● WHAT YOU SHOULD DO:
Find each line with the word "value" and copy it.

==============================

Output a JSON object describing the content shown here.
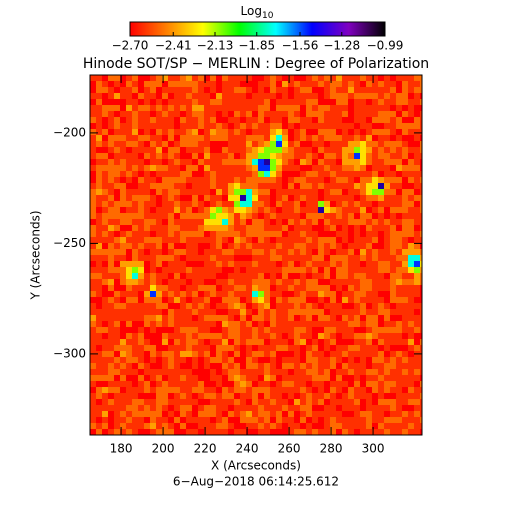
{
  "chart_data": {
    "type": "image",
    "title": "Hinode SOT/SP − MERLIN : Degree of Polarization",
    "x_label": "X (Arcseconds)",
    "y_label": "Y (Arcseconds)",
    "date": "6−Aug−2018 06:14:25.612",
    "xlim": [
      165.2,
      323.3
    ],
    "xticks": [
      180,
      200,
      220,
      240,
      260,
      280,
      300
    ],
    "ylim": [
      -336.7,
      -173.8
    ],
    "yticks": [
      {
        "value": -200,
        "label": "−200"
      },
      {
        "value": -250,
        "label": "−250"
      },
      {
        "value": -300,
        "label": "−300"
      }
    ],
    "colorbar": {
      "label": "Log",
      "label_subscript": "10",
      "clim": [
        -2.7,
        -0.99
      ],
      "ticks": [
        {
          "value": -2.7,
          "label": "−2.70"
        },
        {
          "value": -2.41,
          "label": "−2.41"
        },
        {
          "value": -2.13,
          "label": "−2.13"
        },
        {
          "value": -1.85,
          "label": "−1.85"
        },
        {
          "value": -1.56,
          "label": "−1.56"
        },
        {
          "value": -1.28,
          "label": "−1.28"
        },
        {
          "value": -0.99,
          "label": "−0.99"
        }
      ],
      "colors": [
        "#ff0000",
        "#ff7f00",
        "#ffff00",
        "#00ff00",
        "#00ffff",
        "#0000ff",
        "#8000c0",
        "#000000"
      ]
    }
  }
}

==============================

● FINISHED TASK:
        "value": -200,
        "value": -250,
        "value": -300,
          "value": -2.7,
          "value": -2.41,
          "value": -2.13,
          "value": -1.85,
          "value": -1.56,
          "value": -1.28,
          "value": -0.99,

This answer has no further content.